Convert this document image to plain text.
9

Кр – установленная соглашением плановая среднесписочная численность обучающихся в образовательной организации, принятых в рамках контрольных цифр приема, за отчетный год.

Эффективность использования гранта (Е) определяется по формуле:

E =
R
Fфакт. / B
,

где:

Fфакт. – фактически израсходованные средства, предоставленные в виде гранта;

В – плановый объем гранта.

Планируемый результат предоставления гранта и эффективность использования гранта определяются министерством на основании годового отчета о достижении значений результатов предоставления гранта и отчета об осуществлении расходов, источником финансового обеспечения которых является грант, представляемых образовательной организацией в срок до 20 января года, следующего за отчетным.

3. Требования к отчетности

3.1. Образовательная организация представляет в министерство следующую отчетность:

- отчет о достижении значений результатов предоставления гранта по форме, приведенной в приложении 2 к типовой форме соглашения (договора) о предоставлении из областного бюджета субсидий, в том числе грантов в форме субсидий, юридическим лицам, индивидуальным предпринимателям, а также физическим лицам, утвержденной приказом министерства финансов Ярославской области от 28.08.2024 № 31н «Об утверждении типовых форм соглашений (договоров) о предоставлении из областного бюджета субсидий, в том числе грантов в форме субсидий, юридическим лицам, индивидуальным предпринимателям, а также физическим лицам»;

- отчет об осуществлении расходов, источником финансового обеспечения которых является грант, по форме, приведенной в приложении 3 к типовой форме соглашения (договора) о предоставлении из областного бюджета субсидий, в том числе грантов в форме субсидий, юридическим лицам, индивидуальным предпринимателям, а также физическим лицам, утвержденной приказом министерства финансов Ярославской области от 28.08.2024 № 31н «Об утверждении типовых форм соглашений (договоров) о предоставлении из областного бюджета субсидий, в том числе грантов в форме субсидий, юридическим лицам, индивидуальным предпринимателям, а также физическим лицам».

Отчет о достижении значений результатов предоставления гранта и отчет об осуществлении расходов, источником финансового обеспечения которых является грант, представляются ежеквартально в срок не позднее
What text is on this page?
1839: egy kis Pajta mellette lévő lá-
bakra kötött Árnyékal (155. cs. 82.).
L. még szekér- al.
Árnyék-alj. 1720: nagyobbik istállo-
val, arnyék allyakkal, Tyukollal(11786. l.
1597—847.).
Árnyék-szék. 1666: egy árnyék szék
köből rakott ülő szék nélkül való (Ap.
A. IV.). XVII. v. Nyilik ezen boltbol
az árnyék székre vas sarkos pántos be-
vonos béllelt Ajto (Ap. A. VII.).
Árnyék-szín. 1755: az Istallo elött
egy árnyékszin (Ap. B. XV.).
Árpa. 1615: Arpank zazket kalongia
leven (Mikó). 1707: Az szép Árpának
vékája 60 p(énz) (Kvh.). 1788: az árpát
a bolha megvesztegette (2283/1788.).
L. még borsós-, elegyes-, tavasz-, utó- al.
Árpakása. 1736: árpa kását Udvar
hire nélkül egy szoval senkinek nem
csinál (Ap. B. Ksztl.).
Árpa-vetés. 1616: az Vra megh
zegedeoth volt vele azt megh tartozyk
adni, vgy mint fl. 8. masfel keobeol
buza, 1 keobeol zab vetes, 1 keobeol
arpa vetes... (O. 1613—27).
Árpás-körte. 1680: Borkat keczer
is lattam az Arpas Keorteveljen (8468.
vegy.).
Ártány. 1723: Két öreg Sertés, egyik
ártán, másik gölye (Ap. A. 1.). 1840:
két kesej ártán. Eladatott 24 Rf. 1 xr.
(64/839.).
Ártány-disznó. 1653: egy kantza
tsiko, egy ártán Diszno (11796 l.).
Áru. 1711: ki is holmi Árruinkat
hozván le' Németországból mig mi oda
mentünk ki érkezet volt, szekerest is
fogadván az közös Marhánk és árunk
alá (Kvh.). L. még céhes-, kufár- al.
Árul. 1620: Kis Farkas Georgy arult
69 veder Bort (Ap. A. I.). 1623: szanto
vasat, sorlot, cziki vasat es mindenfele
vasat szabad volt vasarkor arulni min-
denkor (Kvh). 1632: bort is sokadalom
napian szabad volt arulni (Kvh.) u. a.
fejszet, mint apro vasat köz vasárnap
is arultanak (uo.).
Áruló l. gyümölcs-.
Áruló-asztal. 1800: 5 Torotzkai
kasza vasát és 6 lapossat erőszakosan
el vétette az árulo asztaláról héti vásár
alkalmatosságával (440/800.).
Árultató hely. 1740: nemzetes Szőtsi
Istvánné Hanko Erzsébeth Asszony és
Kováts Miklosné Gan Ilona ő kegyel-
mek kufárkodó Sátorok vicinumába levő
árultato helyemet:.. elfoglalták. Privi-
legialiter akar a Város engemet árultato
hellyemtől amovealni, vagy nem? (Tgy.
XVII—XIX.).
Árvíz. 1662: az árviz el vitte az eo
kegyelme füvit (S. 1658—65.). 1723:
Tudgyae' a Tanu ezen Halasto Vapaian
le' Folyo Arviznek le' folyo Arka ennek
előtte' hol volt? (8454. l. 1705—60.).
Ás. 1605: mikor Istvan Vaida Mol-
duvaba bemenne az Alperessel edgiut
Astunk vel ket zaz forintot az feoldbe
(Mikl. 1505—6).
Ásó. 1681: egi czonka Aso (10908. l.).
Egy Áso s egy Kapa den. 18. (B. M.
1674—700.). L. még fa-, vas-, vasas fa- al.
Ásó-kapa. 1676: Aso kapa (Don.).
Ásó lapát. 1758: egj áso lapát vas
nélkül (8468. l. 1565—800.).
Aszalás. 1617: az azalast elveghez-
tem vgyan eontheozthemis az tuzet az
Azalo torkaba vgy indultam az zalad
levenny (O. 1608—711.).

+ + + + + + +

*TASK STATEMENT:*
Copy all the entries verbatim.

*SOLUTION FOR THIS TASK:*
Convert this document image to plain text.
9

Кр – установленная соглашением плановая среднесписочная численность обучающихся в образовательной организации, принятых в рамках контрольных цифр приема, за отчетный год.

Эффективность использования гранта (Е) определяется по формуле:

E =
R
Fфакт. / B
,

где:

Fфакт. – фактически израсходованные средства, предоставленные в виде гранта;

В – плановый объем гранта.

Планируемый результат предоставления гранта и эффективность использования гранта определяются министерством на основании годового отчета о достижении значений результатов предоставления гранта и отчета об осуществлении расходов, источником финансового обеспечения которых является грант, представляемых образовательной организацией в срок до 20 января года, следующего за отчетным.

3. Требования к отчетности

3.1. Образовательная организация представляет в министерство следующую отчетность:

- отчет о достижении значений результатов предоставления гранта по форме, приведенной в приложении 2 к типовой форме соглашения (договора) о предоставлении из областного бюджета субсидий, в том числе грантов в форме субсидий, юридическим лицам, индивидуальным предпринимателям, а также физическим лицам, утвержденной приказом министерства финансов Ярославской области от 28.08.2024 № 31н «Об утверждении типовых форм соглашений (договоров) о предоставлении из областного бюджета субсидий, в том числе грантов в форме субсидий, юридическим лицам, индивидуальным предпринимателям, а также физическим лицам»;

- отчет об осуществлении расходов, источником финансового обеспечения которых является грант, по форме, приведенной в приложении 3 к типовой форме соглашения (договора) о предоставлении из областного бюджета субсидий, в том числе грантов в форме субсидий, юридическим лицам, индивидуальным предпринимателям, а также физическим лицам, утвержденной приказом министерства финансов Ярославской области от 28.08.2024 № 31н «Об утверждении типовых форм соглашений (договоров) о предоставлении из областного бюджета субсидий, в том числе грантов в форме субсидий, юридическим лицам, индивидуальным предпринимателям, а также физическим лицам».

Отчет о достижении значений результатов предоставления гранта и отчет об осуществлении расходов, источником финансового обеспечения которых является грант, представляются ежеквартально в срок не позднее
What text is on this page?
1839: egy kis Pajta mellette lévő lá-
bakra kötött Árnyékal (155. cs. 82.).
L. még szekér- al.
Árnyék-alj. 1720: nagyobbik istállo-
val, arnyék allyakkal, Tyukollal(11786. l.
1597—847.).
Árnyék-szék. 1666: egy árnyék szék
köből rakott ülő szék nélkül való (Ap.
A. IV.). XVII. v. Nyilik ezen boltbol
az árnyék székre vas sarkos pántos be-
vonos béllelt Ajto (Ap. A. VII.).
Árnyék-szín. 1755: az Istallo elött
egy árnyékszin (Ap. B. XV.).
Árpa. 1615: Arpank zazket kalongia
leven (Mikó). 1707: Az szép Árpának
vékája 60 p(énz) (Kvh.). 1788: az árpát
a bolha megvesztegette (2283/1788.).
L. még borsós-, elegyes-, tavasz-, utó- al.
Árpakása. 1736: árpa kását Udvar
hire nélkül egy szoval senkinek nem
csinál (Ap. B. Ksztl.).
Árpa-vetés. 1616: az Vra megh
zegedeoth volt vele azt megh tartozyk
adni, vgy mint fl. 8. masfel keobeol
buza, 1 keobeol zab vetes, 1 keobeol
arpa vetes... (O. 1613—27).
Árpás-körte. 1680: Borkat keczer
is lattam az Arpas Keorteveljen (8468.
vegy.).
Ártány. 1723: Két öreg Sertés, egyik
ártán, másik gölye (Ap. A. 1.). 1840:
két kesej ártán. Eladatott 24 Rf. 1 xr.
(64/839.).
Ártány-disznó. 1653: egy kantza
tsiko, egy ártán Diszno (11796 l.).
Áru. 1711: ki is holmi Árruinkat
hozván le' Németországból mig mi oda
mentünk ki érkezet volt, szekerest is
fogadván az közös Marhánk és árunk
alá (Kvh.). L. még céhes-, kufár- al.
Árul. 1620: Kis Farkas Georgy arult
69 veder Bort (Ap. A. I.). 1623: szanto
vasat, sorlot, cziki vasat es mindenfele
vasat szabad volt vasarkor arulni min-
denkor (Kvh). 1632: bort is sokadalom
napian szabad volt arulni (Kvh.) u. a.
fejszet, mint apro vasat köz vasárnap
is arultanak (uo.).
Áruló l. gyümölcs-.
Áruló-asztal. 1800: 5 Torotzkai
kasza vasát és 6 lapossat erőszakosan
el vétette az árulo asztaláról héti vásár
alkalmatosságával (440/800.).
Árultató hely. 1740: nemzetes Szőtsi
Istvánné Hanko Erzsébeth Asszony és
Kováts Miklosné Gan Ilona ő kegyel-
mek kufárkodó Sátorok vicinumába levő
árultato helyemet:.. elfoglalták. Privi-
legialiter akar a Város engemet árultato
hellyemtől amovealni, vagy nem? (Tgy.
XVII—XIX.).
Árvíz. 1662: az árviz el vitte az eo
kegyelme füvit (S. 1658—65.). 1723:
Tudgyae' a Tanu ezen Halasto Vapaian
le' Folyo Arviznek le' folyo Arka ennek
előtte' hol volt? (8454. l. 1705—60.).
Ás. 1605: mikor Istvan Vaida Mol-
duvaba bemenne az Alperessel edgiut
Astunk vel ket zaz forintot az feoldbe
(Mikl. 1505—6).
Ásó. 1681: egi czonka Aso (10908. l.).
Egy Áso s egy Kapa den. 18. (B. M.
1674—700.). L. még fa-, vas-, vasas fa- al.
Ásó-kapa. 1676: Aso kapa (Don.).
Ásó lapát. 1758: egj áso lapát vas
nélkül (8468. l. 1565—800.).
Aszalás. 1617: az azalast elveghez-
tem vgyan eontheozthemis az tuzet az
Azalo torkaba vgy indultam az zalad
levenny (O. 1608—711.).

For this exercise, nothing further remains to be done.